───── GIVEN ENTRIES ─────

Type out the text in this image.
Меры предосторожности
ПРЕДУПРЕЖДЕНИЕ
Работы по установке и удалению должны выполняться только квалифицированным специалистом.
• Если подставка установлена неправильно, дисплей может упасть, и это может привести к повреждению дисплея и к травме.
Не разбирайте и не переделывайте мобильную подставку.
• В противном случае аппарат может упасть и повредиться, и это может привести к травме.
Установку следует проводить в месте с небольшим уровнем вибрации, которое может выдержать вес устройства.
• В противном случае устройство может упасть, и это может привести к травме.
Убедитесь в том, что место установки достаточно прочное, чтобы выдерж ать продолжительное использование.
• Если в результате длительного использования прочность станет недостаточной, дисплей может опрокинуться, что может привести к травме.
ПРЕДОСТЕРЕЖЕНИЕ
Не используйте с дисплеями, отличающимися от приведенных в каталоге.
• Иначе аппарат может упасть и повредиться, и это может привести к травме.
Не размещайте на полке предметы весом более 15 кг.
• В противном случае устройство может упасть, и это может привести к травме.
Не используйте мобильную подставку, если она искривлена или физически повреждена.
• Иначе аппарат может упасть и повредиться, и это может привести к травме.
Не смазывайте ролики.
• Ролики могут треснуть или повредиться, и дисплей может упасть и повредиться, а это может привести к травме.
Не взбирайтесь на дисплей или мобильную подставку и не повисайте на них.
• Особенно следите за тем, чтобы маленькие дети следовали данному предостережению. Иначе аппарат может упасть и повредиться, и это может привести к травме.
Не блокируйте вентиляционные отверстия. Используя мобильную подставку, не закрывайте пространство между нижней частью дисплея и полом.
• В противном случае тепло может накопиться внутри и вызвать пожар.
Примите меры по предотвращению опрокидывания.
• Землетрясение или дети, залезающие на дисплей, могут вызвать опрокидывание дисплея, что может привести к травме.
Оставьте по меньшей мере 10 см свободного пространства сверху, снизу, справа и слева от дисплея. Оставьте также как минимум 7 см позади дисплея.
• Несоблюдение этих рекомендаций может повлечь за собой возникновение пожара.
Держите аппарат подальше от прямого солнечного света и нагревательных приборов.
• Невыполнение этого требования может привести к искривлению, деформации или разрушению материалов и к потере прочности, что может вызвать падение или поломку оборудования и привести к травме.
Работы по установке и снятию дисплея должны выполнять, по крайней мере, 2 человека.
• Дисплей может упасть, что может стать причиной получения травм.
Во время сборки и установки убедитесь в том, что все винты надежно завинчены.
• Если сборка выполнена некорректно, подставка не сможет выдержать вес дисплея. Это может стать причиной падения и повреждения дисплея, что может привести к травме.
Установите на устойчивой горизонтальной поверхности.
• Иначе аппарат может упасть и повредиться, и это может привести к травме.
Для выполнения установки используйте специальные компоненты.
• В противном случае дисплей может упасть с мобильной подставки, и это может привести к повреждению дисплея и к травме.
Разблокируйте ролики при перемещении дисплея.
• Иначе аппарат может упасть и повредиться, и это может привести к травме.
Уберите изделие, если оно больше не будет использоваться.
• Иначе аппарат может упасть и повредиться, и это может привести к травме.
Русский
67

─────

# DO THIS:
Make an exact copy of the listing, including every line.

# REPLY TO THE TASK:
Type out the text in this image.
Меры предосторожности
ПРЕДУПРЕЖДЕНИЕ
Работы по установке и удалению должны выполняться только квалифицированным специалистом.
• Если подставка установлена неправильно, дисплей может упасть, и это может привести к повреждению дисплея и к травме.
Не разбирайте и не переделывайте мобильную подставку.
• В противном случае аппарат может упасть и повредиться, и это может привести к травме.
Установку следует проводить в месте с небольшим уровнем вибрации, которое может выдержать вес устройства.
• В противном случае устройство может упасть, и это может привести к травме.
Убедитесь в том, что место установки достаточно прочное, чтобы выдерж ать продолжительное использование.
• Если в результате длительного использования прочность станет недостаточной, дисплей может опрокинуться, что может привести к травме.
ПРЕДОСТЕРЕЖЕНИЕ
Не используйте с дисплеями, отличающимися от приведенных в каталоге.
• Иначе аппарат может упасть и повредиться, и это может привести к травме.
Не размещайте на полке предметы весом более 15 кг.
• В противном случае устройство может упасть, и это может привести к травме.
Не используйте мобильную подставку, если она искривлена или физически повреждена.
• Иначе аппарат может упасть и повредиться, и это может привести к травме.
Не смазывайте ролики.
• Ролики могут треснуть или повредиться, и дисплей может упасть и повредиться, а это может привести к травме.
Не взбирайтесь на дисплей или мобильную подставку и не повисайте на них.
• Особенно следите за тем, чтобы маленькие дети следовали данному предостережению. Иначе аппарат может упасть и повредиться, и это может привести к травме.
Не блокируйте вентиляционные отверстия. Используя мобильную подставку, не закрывайте пространство между нижней частью дисплея и полом.
• В противном случае тепло может накопиться внутри и вызвать пожар.
Примите меры по предотвращению опрокидывания.
• Землетрясение или дети, залезающие на дисплей, могут вызвать опрокидывание дисплея, что может привести к травме.
Оставьте по меньшей мере 10 см свободного пространства сверху, снизу, справа и слева от дисплея. Оставьте также как минимум 7 см позади дисплея.
• Несоблюдение этих рекомендаций может повлечь за собой возникновение пожара.
Держите аппарат подальше от прямого солнечного света и нагревательных приборов.
• Невыполнение этого требования может привести к искривлению, деформации или разрушению материалов и к потере прочности, что может вызвать падение или поломку оборудования и привести к травме.
Работы по установке и снятию дисплея должны выполнять, по крайней мере, 2 человека.
• Дисплей может упасть, что может стать причиной получения травм.
Во время сборки и установки убедитесь в том, что все винты надежно завинчены.
• Если сборка выполнена некорректно, подставка не сможет выдержать вес дисплея. Это может стать причиной падения и повреждения дисплея, что может привести к травме.
Установите на устойчивой горизонтальной поверхности.
• Иначе аппарат может упасть и повредиться, и это может привести к травме.
Для выполнения установки используйте специальные компоненты.
• В противном случае дисплей может упасть с мобильной подставки, и это может привести к повреждению дисплея и к травме.
Разблокируйте ролики при перемещении дисплея.
• Иначе аппарат может упасть и повредиться, и это может привести к травме.
Уберите изделие, если оно больше не будет использоваться.
• Иначе аппарат может упасть и повредиться, и это может привести к травме.
Русский
67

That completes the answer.